Rows from a dataset
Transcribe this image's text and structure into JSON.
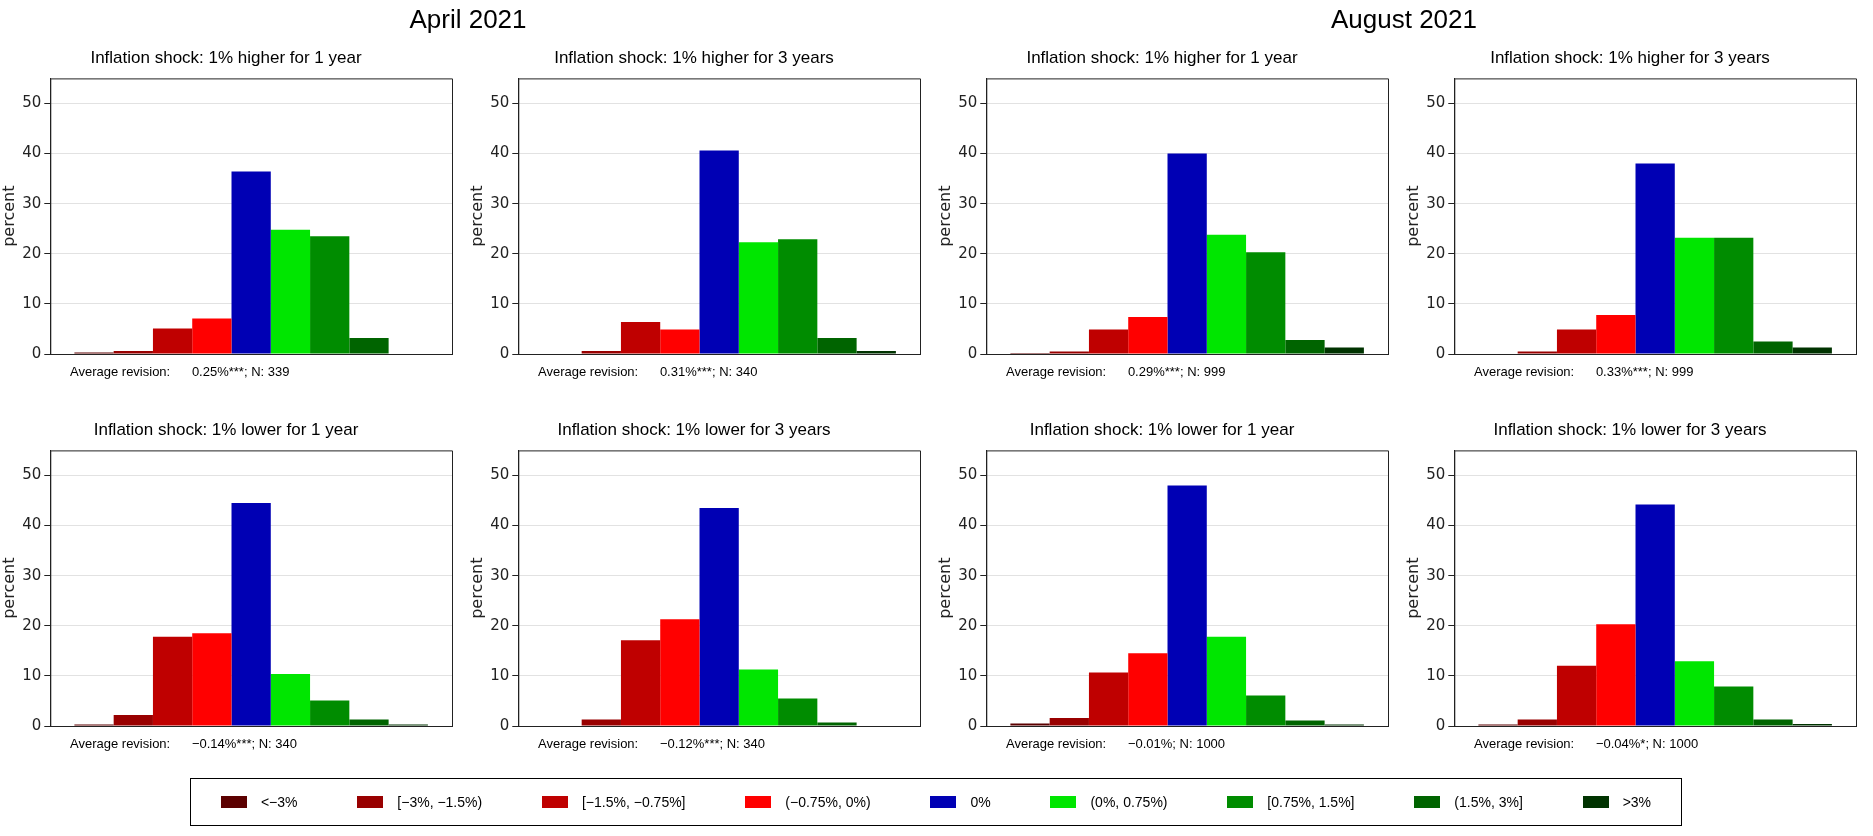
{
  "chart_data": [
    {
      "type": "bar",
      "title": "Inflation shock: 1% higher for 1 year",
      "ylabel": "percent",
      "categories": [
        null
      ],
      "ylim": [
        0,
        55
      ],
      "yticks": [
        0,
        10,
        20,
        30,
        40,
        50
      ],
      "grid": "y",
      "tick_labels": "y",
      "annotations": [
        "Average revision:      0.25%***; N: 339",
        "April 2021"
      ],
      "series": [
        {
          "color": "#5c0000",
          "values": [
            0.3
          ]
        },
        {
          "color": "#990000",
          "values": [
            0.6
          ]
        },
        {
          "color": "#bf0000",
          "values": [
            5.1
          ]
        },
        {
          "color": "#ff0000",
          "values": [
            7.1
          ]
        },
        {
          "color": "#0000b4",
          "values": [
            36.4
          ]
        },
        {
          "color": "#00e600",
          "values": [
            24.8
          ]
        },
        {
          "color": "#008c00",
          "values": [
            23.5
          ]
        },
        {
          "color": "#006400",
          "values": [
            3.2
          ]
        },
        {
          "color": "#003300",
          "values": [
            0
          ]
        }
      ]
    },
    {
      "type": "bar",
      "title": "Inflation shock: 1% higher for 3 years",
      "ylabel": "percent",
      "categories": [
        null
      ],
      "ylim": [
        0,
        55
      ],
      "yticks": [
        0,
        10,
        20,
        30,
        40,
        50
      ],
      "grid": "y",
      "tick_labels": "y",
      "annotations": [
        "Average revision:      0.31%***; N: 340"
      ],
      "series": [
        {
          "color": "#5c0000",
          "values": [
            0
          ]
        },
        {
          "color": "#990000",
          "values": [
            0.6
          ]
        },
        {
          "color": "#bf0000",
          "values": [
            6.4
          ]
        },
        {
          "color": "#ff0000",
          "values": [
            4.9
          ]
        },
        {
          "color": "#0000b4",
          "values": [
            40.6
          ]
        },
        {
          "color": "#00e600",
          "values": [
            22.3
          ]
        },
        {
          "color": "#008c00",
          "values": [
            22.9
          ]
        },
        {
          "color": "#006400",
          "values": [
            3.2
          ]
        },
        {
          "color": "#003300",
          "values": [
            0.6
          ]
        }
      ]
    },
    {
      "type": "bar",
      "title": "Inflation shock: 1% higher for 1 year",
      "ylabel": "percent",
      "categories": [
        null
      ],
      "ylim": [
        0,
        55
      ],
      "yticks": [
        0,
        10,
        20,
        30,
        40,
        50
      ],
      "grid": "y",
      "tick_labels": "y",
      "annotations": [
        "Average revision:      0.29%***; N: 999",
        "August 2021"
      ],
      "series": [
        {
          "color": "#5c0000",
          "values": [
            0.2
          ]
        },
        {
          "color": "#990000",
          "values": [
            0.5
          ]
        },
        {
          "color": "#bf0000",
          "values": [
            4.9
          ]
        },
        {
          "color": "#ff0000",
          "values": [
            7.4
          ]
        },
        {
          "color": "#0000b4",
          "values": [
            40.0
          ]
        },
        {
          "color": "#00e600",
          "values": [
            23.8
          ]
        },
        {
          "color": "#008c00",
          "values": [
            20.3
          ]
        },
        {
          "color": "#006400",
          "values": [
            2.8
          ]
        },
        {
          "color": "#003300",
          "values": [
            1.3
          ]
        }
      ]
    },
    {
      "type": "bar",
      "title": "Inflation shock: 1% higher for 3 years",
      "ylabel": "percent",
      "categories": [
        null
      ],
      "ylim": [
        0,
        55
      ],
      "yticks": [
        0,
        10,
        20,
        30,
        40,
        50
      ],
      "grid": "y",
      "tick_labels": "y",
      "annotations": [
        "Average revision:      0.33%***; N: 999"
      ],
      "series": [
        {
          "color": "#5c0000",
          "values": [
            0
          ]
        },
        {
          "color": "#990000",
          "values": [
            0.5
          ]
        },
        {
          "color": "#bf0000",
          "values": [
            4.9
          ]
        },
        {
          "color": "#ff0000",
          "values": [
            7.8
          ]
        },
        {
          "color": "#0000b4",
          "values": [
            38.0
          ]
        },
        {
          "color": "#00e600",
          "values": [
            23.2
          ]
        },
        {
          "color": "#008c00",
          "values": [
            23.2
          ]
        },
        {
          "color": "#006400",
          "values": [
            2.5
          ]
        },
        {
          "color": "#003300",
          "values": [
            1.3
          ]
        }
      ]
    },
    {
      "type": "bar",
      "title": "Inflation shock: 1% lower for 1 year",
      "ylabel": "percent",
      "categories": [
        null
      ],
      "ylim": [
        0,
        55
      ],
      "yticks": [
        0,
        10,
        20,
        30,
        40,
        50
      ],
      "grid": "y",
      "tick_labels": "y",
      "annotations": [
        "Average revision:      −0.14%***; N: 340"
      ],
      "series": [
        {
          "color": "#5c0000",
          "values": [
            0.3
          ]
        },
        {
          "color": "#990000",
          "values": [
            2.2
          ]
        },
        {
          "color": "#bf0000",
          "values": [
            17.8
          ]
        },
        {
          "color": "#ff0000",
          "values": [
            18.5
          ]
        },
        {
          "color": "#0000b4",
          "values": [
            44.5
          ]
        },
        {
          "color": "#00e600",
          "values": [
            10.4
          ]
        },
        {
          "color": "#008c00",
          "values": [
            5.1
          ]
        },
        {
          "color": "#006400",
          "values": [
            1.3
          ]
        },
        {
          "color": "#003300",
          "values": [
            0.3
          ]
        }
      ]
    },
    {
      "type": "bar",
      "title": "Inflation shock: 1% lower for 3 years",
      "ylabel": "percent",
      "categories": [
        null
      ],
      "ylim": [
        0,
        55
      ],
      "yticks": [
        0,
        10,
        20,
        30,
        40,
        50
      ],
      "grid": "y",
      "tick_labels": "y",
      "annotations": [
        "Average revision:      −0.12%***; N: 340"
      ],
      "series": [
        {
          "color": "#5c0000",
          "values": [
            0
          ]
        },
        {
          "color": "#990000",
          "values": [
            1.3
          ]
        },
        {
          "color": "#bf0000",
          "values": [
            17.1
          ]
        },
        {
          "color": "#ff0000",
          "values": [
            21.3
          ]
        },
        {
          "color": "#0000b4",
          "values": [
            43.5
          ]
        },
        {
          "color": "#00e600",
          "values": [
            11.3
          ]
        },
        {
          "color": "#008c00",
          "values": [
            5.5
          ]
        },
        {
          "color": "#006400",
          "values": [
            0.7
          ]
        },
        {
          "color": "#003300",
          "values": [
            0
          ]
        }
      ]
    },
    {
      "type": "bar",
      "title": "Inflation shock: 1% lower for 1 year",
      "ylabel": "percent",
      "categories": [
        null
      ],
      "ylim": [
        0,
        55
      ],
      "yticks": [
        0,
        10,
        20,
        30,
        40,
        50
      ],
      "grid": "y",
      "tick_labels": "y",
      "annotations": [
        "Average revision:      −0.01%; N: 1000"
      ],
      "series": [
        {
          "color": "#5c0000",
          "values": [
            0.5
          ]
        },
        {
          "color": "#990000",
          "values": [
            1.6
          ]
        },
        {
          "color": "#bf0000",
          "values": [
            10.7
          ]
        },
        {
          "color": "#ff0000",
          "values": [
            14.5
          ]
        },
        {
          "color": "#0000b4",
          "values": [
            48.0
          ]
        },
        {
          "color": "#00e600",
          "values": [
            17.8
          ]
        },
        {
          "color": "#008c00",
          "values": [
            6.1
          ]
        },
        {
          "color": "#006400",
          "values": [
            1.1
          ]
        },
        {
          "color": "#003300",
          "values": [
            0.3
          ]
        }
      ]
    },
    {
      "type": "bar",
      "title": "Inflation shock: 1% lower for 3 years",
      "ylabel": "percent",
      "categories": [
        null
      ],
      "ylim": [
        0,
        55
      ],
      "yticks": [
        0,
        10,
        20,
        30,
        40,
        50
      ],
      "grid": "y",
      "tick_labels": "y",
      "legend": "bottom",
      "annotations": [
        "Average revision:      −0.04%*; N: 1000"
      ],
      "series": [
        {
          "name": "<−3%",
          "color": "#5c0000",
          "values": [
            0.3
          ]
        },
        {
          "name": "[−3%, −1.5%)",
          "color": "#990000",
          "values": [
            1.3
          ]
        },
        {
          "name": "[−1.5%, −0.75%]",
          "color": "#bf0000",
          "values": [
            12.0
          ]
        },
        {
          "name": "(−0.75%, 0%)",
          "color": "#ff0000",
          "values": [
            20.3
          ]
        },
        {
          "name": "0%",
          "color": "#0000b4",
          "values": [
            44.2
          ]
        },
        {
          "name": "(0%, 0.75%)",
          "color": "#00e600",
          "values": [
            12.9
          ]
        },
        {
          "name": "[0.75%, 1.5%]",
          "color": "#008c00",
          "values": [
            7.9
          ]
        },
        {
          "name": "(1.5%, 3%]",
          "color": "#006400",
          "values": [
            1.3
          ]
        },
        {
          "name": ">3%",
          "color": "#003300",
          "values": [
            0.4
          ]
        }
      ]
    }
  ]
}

*What this task involves*:
Pull out every line holding "Average" from the records above, and copy it.

*Expected answer*:
        "Average revision:      0.25%***; N: 339",
        "Average revision:      0.31%***; N: 340"
        "Average revision:      0.29%***; N: 999",
        "Average revision:      0.33%***; N: 999"
        "Average revision:      −0.14%***; N: 340"
        "Average revision:      −0.12%***; N: 340"
        "Average revision:      −0.01%; N: 1000"
        "Average revision:      −0.04%*; N: 1000"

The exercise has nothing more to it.